→ **Problem details**
Across the entries below, how many lines contain the string "sido"? Give only the count.

→ **Records for this exercise**
◆ ◆ ◆ ◆

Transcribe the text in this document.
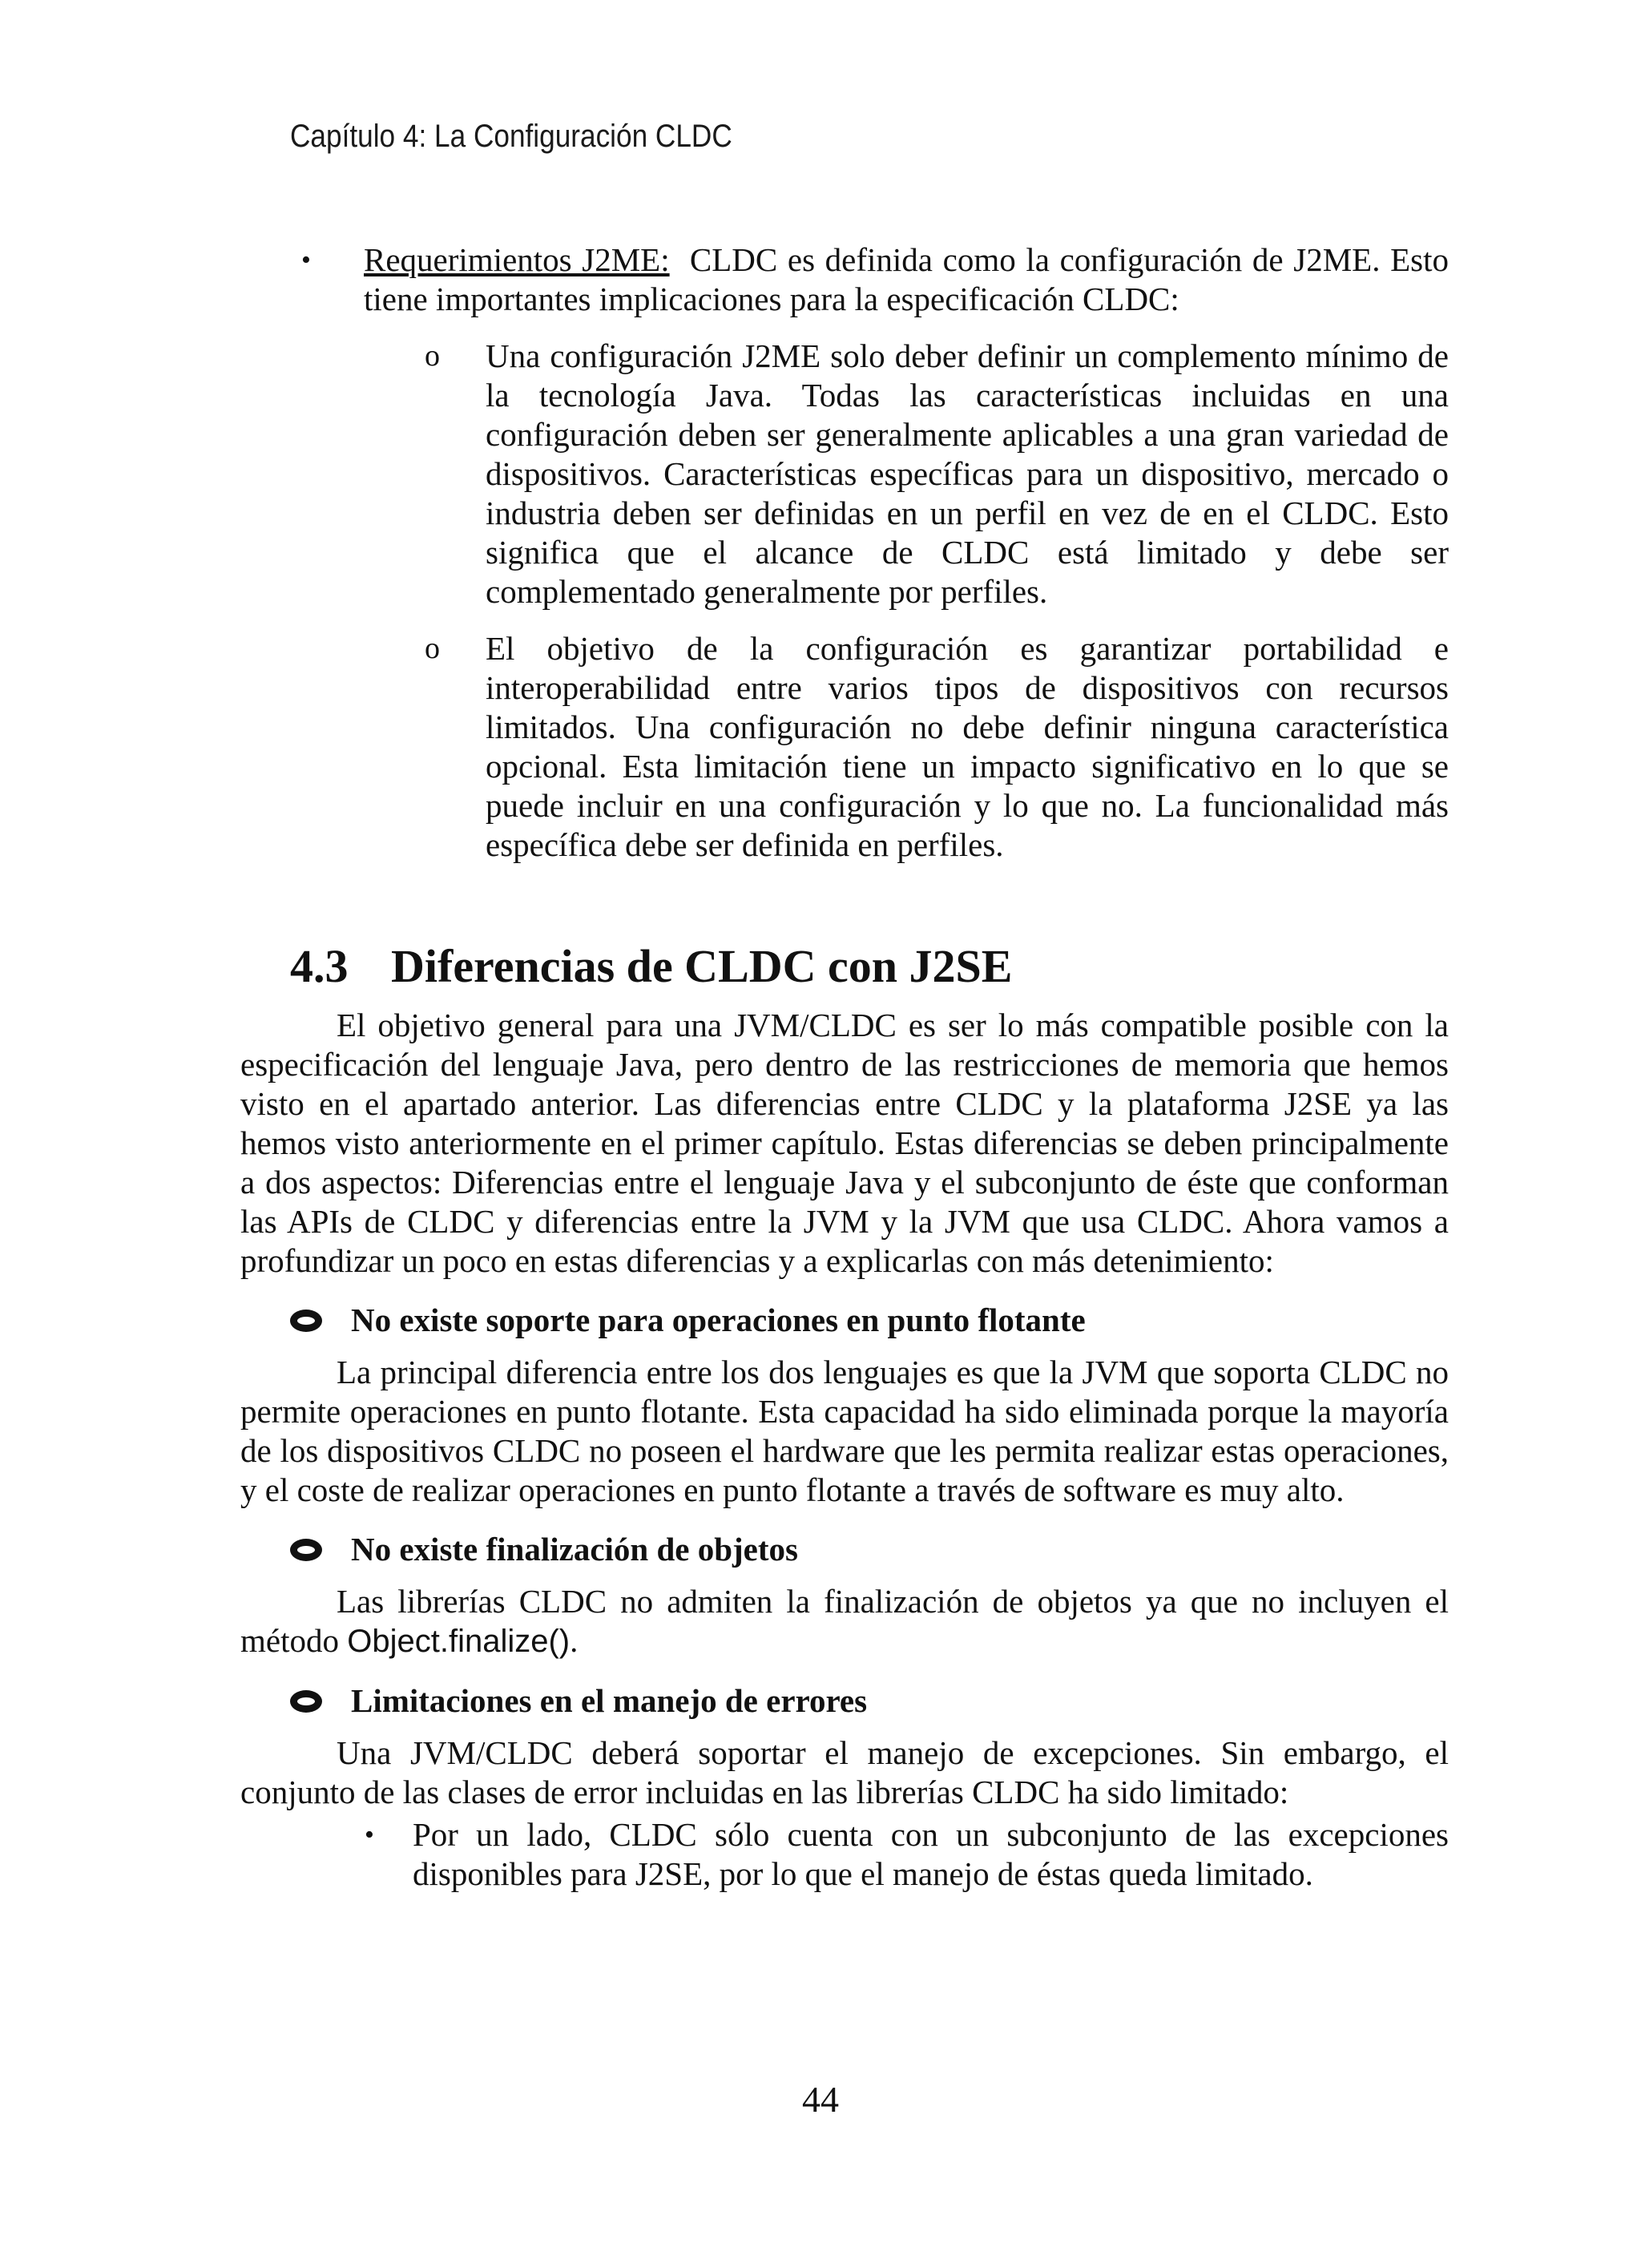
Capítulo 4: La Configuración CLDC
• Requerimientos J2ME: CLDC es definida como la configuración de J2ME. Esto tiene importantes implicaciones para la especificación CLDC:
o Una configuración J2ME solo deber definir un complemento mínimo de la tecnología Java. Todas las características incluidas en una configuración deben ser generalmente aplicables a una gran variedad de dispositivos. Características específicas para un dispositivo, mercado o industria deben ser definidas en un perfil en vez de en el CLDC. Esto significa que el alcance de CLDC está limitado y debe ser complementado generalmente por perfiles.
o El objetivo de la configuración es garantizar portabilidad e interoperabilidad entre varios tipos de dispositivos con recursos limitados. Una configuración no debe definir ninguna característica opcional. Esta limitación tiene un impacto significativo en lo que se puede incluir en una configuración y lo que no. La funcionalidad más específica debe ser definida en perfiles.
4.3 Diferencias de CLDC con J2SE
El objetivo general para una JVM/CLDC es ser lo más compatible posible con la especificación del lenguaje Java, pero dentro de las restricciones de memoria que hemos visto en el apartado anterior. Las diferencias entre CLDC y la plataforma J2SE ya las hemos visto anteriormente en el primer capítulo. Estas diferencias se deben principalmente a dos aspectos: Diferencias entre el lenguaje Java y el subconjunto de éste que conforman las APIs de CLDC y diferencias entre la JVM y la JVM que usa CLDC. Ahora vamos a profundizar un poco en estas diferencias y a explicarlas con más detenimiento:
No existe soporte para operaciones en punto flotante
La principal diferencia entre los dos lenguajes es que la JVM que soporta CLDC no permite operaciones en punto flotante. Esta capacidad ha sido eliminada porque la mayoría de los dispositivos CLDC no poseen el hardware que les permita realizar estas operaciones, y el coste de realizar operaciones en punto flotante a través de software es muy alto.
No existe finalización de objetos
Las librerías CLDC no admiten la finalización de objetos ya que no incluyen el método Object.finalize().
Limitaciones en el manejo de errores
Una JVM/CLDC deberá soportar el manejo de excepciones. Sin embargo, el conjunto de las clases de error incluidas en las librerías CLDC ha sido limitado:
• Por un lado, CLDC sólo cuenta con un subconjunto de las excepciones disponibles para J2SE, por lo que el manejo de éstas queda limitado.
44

◆ ◆ ◆ ◆

→ **Response**
2